* Listed records *
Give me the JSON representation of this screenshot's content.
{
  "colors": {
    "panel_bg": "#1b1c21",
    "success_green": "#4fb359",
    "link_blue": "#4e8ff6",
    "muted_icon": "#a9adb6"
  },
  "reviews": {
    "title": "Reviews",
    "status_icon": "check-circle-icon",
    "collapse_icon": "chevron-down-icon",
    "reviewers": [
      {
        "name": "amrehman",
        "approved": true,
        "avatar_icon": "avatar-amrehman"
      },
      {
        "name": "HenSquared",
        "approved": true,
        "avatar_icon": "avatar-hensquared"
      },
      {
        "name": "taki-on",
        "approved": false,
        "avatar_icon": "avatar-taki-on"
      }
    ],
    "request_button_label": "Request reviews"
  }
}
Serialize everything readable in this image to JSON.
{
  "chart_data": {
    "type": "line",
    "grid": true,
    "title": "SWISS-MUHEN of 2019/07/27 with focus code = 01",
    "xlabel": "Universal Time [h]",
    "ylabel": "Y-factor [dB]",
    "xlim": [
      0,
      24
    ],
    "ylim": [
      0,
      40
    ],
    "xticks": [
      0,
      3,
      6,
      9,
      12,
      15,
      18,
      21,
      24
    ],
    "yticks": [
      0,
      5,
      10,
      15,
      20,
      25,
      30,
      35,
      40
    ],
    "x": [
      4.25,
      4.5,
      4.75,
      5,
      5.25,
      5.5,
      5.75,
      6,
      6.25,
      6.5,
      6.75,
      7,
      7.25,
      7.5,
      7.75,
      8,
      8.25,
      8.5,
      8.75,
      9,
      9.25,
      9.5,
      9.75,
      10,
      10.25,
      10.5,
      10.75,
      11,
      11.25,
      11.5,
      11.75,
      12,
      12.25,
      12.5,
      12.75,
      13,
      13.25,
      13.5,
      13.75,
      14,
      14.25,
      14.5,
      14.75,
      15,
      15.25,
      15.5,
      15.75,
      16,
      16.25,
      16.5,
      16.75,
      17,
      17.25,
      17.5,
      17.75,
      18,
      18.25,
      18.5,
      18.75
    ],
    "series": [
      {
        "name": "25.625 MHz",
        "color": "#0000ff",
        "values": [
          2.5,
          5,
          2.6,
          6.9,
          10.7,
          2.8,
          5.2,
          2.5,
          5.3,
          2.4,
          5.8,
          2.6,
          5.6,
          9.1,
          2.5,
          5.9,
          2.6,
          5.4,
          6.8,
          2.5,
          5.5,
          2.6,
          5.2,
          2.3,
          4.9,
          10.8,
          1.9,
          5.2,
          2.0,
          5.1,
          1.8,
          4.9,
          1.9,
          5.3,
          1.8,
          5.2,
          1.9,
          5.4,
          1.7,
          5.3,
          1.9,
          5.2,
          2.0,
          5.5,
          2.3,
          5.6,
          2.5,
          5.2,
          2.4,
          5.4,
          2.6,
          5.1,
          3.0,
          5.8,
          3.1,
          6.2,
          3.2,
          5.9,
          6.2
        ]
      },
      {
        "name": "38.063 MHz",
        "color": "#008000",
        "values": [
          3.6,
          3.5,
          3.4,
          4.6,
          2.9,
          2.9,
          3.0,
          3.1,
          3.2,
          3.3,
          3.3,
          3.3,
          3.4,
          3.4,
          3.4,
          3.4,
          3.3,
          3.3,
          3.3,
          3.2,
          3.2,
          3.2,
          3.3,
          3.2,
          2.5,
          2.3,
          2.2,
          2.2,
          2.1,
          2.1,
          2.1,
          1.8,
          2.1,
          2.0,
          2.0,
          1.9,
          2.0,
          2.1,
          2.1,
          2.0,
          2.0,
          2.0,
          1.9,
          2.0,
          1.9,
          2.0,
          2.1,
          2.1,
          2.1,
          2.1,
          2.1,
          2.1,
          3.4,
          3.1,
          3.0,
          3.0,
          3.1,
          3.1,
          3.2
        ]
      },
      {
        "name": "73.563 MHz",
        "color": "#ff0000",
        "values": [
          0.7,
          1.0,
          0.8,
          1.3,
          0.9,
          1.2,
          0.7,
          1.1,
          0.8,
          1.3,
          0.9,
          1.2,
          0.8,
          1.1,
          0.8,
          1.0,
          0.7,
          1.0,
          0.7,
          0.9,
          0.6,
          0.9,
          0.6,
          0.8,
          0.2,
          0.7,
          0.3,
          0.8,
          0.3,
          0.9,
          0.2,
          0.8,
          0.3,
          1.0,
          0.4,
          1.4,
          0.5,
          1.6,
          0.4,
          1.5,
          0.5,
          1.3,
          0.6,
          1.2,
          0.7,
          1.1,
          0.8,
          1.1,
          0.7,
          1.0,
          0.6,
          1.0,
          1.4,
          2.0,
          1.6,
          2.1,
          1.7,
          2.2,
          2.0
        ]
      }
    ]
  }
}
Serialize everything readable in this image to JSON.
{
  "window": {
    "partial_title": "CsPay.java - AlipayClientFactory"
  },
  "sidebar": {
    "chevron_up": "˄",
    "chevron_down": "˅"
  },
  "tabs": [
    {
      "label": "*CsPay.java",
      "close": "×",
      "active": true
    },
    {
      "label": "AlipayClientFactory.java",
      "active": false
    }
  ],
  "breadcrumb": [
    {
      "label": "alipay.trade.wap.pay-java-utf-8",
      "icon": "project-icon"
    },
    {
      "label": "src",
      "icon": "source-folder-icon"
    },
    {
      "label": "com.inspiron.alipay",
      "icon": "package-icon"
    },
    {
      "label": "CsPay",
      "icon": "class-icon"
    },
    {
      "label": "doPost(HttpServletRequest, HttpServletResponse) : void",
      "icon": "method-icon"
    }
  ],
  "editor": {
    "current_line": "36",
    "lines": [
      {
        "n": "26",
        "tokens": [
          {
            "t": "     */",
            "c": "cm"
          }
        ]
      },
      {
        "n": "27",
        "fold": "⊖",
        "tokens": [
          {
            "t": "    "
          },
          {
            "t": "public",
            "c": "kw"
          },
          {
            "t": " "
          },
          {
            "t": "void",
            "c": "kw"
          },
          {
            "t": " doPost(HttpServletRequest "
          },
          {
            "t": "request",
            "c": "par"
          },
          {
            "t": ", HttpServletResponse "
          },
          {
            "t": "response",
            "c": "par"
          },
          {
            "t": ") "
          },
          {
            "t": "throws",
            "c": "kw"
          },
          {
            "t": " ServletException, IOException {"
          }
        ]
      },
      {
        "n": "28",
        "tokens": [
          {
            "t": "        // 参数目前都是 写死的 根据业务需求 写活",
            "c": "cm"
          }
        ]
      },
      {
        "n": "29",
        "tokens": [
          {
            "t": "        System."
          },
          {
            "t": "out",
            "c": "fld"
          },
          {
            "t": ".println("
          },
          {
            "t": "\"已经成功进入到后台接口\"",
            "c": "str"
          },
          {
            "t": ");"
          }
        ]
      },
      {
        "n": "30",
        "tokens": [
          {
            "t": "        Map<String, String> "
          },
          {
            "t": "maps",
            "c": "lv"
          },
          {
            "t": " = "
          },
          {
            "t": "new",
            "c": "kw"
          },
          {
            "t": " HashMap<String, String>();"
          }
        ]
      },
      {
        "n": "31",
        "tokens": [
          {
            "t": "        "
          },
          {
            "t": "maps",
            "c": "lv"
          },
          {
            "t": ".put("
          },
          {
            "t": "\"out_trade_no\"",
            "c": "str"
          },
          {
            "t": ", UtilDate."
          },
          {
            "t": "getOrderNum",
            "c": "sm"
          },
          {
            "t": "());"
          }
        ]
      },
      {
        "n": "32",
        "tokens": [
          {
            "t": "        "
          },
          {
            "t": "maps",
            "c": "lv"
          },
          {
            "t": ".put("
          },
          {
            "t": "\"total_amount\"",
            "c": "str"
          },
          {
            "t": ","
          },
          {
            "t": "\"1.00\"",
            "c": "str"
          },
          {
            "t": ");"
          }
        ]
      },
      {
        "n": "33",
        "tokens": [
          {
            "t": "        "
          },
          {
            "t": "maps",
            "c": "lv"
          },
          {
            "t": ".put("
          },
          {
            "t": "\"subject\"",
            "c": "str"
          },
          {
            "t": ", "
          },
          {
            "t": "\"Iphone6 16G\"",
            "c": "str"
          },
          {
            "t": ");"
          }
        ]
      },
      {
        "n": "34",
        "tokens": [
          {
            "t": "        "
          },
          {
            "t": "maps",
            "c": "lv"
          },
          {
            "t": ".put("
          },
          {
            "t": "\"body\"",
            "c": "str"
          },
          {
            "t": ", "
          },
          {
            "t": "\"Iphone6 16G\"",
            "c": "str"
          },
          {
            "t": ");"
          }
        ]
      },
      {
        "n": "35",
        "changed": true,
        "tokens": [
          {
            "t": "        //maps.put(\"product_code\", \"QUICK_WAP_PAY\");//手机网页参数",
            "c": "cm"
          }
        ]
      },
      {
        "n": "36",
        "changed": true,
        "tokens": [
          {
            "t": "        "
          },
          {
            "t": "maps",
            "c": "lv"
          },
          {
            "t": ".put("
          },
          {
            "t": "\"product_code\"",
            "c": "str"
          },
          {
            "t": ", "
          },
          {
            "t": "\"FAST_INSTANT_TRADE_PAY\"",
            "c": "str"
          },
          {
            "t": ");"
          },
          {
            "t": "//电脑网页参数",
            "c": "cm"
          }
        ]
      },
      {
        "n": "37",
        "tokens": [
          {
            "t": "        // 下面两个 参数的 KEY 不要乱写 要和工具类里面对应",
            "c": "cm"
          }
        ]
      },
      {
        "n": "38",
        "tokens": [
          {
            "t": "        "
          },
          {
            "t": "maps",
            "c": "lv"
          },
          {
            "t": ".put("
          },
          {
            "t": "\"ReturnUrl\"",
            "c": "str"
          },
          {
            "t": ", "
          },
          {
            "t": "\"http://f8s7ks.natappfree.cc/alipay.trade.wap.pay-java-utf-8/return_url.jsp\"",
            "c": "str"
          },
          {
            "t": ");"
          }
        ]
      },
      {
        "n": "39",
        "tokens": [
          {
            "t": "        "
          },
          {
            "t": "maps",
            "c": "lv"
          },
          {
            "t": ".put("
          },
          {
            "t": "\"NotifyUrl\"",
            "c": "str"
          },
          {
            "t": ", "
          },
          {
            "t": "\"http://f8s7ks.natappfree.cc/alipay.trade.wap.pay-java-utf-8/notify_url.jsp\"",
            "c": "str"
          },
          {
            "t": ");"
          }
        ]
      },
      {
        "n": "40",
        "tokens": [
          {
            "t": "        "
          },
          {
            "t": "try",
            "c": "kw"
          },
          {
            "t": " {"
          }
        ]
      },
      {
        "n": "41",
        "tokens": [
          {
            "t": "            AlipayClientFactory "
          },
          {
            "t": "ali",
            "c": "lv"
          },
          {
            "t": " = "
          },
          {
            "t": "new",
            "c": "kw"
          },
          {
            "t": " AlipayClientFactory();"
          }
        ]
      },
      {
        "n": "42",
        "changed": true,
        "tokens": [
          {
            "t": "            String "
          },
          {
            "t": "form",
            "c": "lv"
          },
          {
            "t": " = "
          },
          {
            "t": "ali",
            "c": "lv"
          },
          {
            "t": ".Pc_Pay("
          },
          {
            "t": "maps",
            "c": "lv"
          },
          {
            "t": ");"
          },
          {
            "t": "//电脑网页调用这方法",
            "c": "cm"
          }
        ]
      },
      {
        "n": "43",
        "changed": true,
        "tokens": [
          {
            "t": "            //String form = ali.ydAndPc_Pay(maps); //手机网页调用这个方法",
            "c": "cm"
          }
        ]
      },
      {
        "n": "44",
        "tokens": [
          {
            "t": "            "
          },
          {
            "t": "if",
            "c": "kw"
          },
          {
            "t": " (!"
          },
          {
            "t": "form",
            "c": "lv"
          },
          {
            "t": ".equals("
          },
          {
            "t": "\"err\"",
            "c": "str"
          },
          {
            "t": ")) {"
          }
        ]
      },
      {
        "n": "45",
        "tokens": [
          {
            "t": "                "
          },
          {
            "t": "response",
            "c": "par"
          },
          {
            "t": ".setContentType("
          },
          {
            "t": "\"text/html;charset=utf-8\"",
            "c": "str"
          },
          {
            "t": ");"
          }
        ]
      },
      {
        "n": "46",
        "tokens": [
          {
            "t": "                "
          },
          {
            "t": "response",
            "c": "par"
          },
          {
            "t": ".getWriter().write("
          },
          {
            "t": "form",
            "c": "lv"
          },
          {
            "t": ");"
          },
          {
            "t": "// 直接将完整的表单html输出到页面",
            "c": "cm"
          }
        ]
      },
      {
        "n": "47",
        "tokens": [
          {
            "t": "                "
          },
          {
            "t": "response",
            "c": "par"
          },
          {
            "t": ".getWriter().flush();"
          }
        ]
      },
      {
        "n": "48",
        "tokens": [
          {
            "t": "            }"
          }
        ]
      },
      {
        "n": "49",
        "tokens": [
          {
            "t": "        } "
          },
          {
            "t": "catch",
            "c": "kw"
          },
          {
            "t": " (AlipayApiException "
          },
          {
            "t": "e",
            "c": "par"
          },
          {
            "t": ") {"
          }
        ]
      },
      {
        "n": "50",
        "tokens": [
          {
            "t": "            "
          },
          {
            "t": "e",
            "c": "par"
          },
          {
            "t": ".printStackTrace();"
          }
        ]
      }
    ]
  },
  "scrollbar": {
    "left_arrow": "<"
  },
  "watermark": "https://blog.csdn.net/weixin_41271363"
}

* Task prompt *
Among the lines of the data, identify those with the word "amrehman". Copy each of them.

* Written response *
        "name": "amrehman",
        "avatar_icon": "avatar-amrehman"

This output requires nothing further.